• To be done:
Please transcribe the data below exactly. Leave the pictures out.

• Recorded information:
════════
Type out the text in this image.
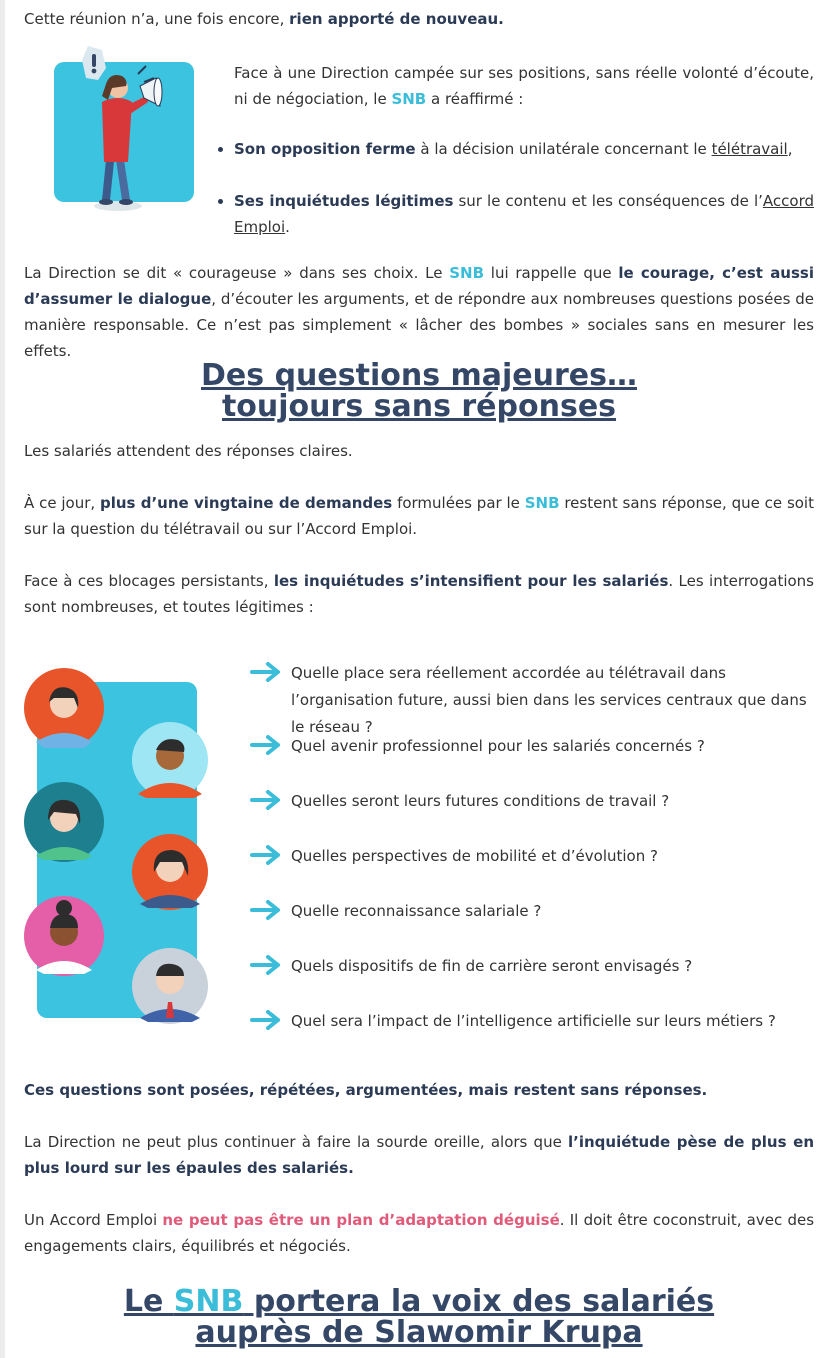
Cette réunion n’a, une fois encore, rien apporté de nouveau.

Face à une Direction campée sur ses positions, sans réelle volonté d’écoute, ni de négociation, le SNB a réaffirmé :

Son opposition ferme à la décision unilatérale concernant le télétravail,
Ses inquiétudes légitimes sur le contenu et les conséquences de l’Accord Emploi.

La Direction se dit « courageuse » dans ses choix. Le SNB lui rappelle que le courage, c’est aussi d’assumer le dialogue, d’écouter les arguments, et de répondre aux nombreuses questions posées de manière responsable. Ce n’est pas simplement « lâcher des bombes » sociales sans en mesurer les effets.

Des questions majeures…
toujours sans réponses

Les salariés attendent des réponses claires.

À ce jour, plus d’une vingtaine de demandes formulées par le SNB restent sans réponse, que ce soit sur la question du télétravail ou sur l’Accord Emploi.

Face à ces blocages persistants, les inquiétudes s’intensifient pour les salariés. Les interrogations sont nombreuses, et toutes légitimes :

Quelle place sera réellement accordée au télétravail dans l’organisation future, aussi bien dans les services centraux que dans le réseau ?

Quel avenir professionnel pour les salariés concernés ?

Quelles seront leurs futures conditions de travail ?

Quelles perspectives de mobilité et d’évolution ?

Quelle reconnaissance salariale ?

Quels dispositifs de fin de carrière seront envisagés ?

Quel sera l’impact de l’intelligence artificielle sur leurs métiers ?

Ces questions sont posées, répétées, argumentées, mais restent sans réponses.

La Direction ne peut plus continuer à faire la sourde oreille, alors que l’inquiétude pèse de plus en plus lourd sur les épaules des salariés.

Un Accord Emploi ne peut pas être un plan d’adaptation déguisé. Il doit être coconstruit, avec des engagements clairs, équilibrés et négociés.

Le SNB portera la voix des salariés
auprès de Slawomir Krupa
════════
• Response:
Type out the text in this image.
Cette réunion n’a, une fois encore, rien apporté de nouveau.

Face à une Direction campée sur ses positions, sans réelle volonté d’écoute, ni de négociation, le SNB a réaffirmé :

Son opposition ferme à la décision unilatérale concernant le télétravail,
Ses inquiétudes légitimes sur le contenu et les conséquences de l’Accord Emploi.

La Direction se dit « courageuse » dans ses choix. Le SNB lui rappelle que le courage, c’est aussi d’assumer le dialogue, d’écouter les arguments, et de répondre aux nombreuses questions posées de manière responsable. Ce n’est pas simplement « lâcher des bombes » sociales sans en mesurer les effets.

Des questions majeures…
toujours sans réponses

Les salariés attendent des réponses claires.

À ce jour, plus d’une vingtaine de demandes formulées par le SNB restent sans réponse, que ce soit sur la question du télétravail ou sur l’Accord Emploi.

Face à ces blocages persistants, les inquiétudes s’intensifient pour les salariés. Les interrogations sont nombreuses, et toutes légitimes :

Quelle place sera réellement accordée au télétravail dans l’organisation future, aussi bien dans les services centraux que dans le réseau ?

Quel avenir professionnel pour les salariés concernés ?

Quelles seront leurs futures conditions de travail ?

Quelles perspectives de mobilité et d’évolution ?

Quelle reconnaissance salariale ?

Quels dispositifs de fin de carrière seront envisagés ?

Quel sera l’impact de l’intelligence artificielle sur leurs métiers ?

Ces questions sont posées, répétées, argumentées, mais restent sans réponses.

La Direction ne peut plus continuer à faire la sourde oreille, alors que l’inquiétude pèse de plus en plus lourd sur les épaules des salariés.

Un Accord Emploi ne peut pas être un plan d’adaptation déguisé. Il doit être coconstruit, avec des engagements clairs, équilibrés et négociés.

Le SNB portera la voix des salariés
auprès de Slawomir Krupa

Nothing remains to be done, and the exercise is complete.